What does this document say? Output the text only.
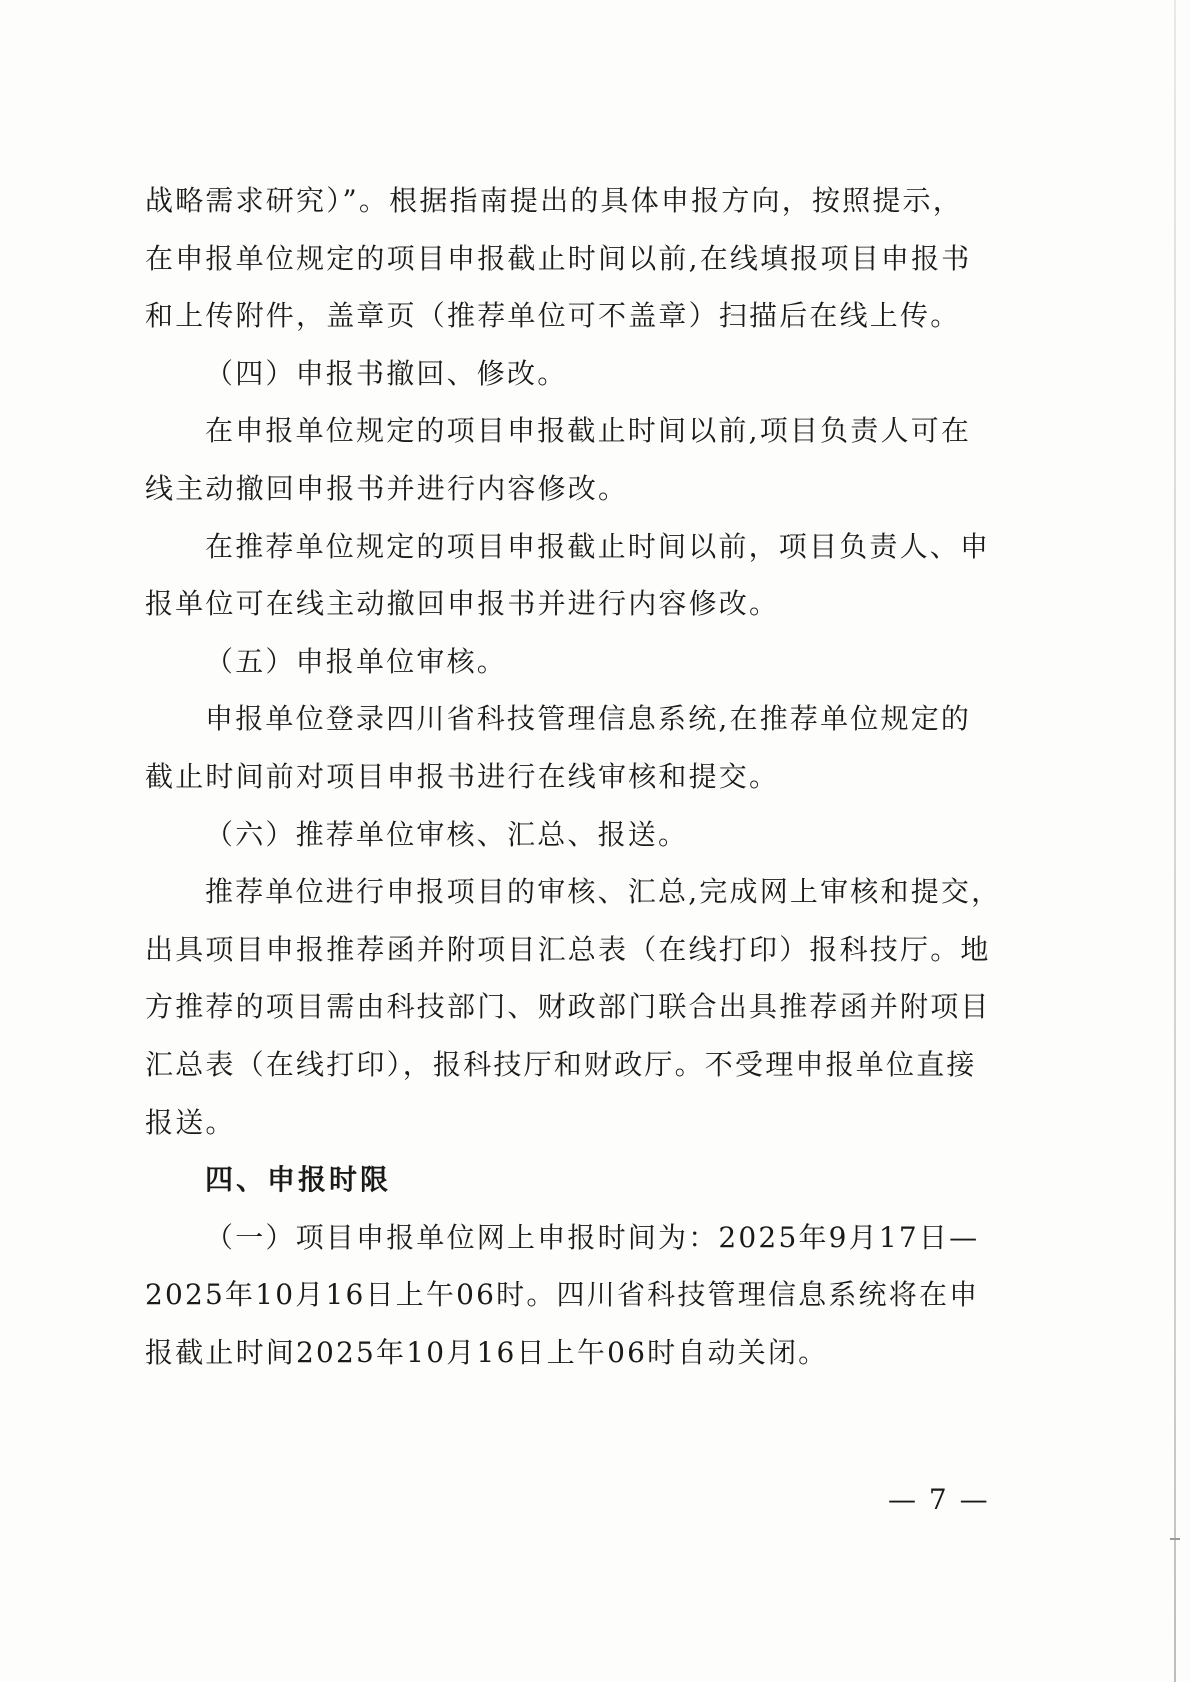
战略需求研究）”。根据指南提出的具体申报方向，按照提示，

在申报单位规定的项目申报截止时间以前,在线填报项目申报书

和上传附件，盖章页（推荐单位可不盖章）扫描后在线上传。

（四）申报书撤回、修改。

在申报单位规定的项目申报截止时间以前,项目负责人可在

线主动撤回申报书并进行内容修改。

在推荐单位规定的项目申报截止时间以前，项目负责人、申

报单位可在线主动撤回申报书并进行内容修改。

（五）申报单位审核。

申报单位登录四川省科技管理信息系统,在推荐单位规定的

截止时间前对项目申报书进行在线审核和提交。

（六）推荐单位审核、汇总、报送。

推荐单位进行申报项目的审核、汇总,完成网上审核和提交，

出具项目申报推荐函并附项目汇总表（在线打印）报科技厅。地

方推荐的项目需由科技部门、财政部门联合出具推荐函并附项目

汇总表（在线打印），报科技厅和财政厅。不受理申报单位直接

报送。

四、申报时限

（一）项目申报单位网上申报时间为：2025年9月17日—

2025年10月16日上午06时。四川省科技管理信息系统将在申

报截止时间2025年10月16日上午06时自动关闭。

— 7 —
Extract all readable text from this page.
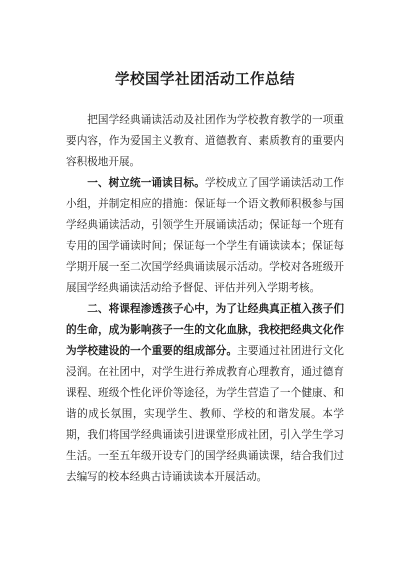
学校国学社团活动工作总结

把国学经典诵读活动及社团作为学校教育教学的一项重要内容，作为爱国主义教育、道德教育、素质教育的重要内容积极地开展。

一、树立统一诵读目标。学校成立了国学诵读活动工作小组，并制定相应的措施：保证每一个语文教师积极参与国学经典诵读活动，引领学生开展诵读活动；保证每一个班有专用的国学诵读时间；保证每一个学生有诵读读本；保证每学期开展一至二次国学经典诵读展示活动。学校对各班级开展国学经典诵读活动给予督促、评估并列入学期考核。

二、将课程渗透孩子心中，为了让经典真正植入孩子们的生命，成为影响孩子一生的文化血脉，我校把经典文化作为学校建设的一个重要的组成部分。主要通过社团进行文化浸润。在社团中，对学生进行养成教育心理教育，通过德育课程、班级个性化评价等途径，为学生营造了一个健康、和谐的成长氛围，实现学生、教师、学校的和谐发展。本学期，我们将国学经典诵读引进课堂形成社团，引入学生学习生活。一至五年级开设专门的国学经典诵读课，结合我们过去编写的校本经典古诗诵读读本开展活动。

────

STATED TASK:
In the listing, find every line containing the word "text" and list it.

SOLUTION FOR THIS EXERCISE:
What does this document say? Output the text only.
Extract all readable text from this page.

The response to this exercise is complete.